▶ Written exercise
Go through the data below and gather each line containing "الذاتي".

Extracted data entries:
* * * * * * *

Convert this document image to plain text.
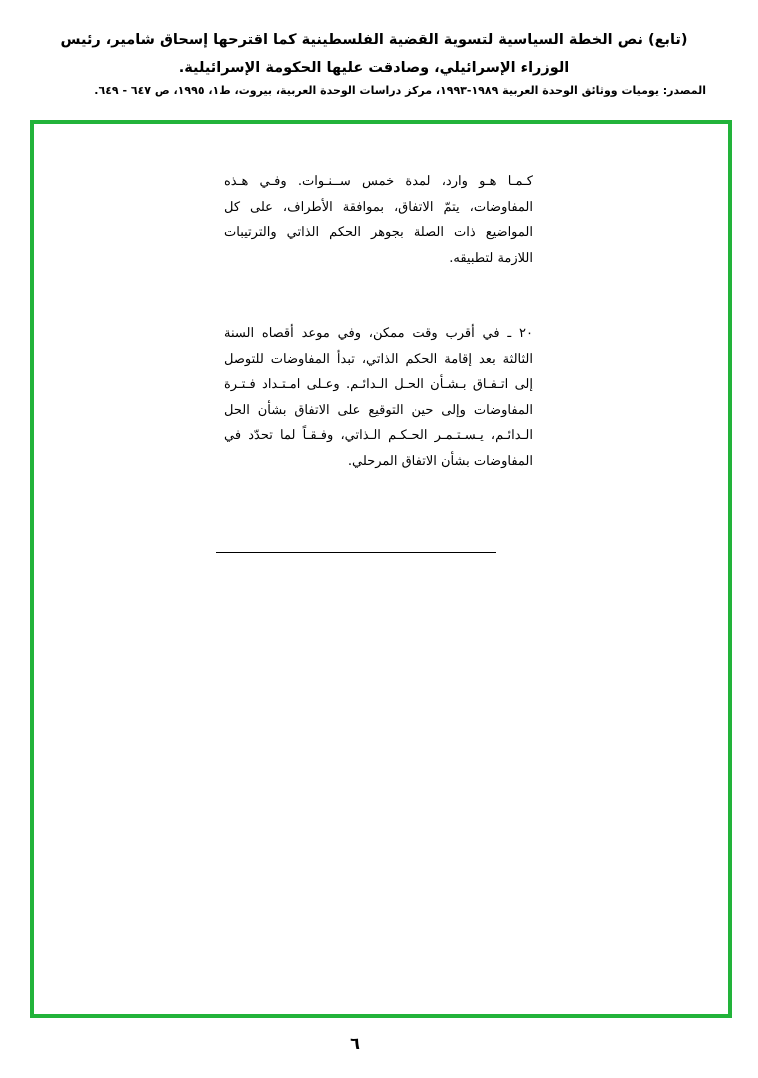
(تابع) نص الخطة السياسية لتسوية القضية الفلسطينية كما اقترحها إسحاق شامير، رئيس الوزراء الإسرائيلي، وصادقت عليها الحكومة الإسرائيلية.
المصدر: يوميات ووثائق الوحدة العربية ١٩٨٩-١٩٩٣، مركز دراسات الوحدة العربية، بيروت، ط١، ١٩٩٥، ص ٦٤٧ - ٦٤٩.

كـمـا هـو وارد، لمدة خمس ســنـوات. وفـي هـذه المفاوضات، يتمّ الاتفاق، بموافقة الأطراف، على كل المواضيع ذات الصلة بجوهر الحكم الذاتي والترتيبات اللازمة لتطبيقه.

٢٠ ـ في أقرب وقت ممكن، وفي موعد أقصاه السنة الثالثة بعد إقامة الحكم الذاتي، تبدأ المفاوضات للتوصل إلى اتـفـاق بـشـأن الحـل الـدائـم. وعـلى امـتـداد فـتـرة المفاوضات وإلى حين التوقيع على الاتفاق بشأن الحل الـدائـم، يـسـتـمـر الحـكـم الـذاتي، وفـقـاً لما تحدّد في المفاوضات بشأن الاتفاق المرحلي.

٦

* * * * * * *

▶ Solution to this exercise
كـمـا هـو وارد، لمدة خمس ســنـوات. وفـي هـذه المفاوضات، يتمّ الاتفاق، بموافقة الأطراف، على كل المواضيع ذات الصلة بجوهر الحكم الذاتي والترتيبات اللازمة لتطبيقه.
٢٠ ـ في أقرب وقت ممكن، وفي موعد أقصاه السنة الثالثة بعد إقامة الحكم الذاتي، تبدأ المفاوضات للتوصل إلى اتـفـاق بـشـأن الحـل الـدائـم. وعـلى امـتـداد فـتـرة المفاوضات وإلى حين التوقيع على الاتفاق بشأن الحل الـدائـم، يـسـتـمـر الحـكـم الـذاتي، وفـقـاً لما تحدّد في المفاوضات بشأن الاتفاق المرحلي.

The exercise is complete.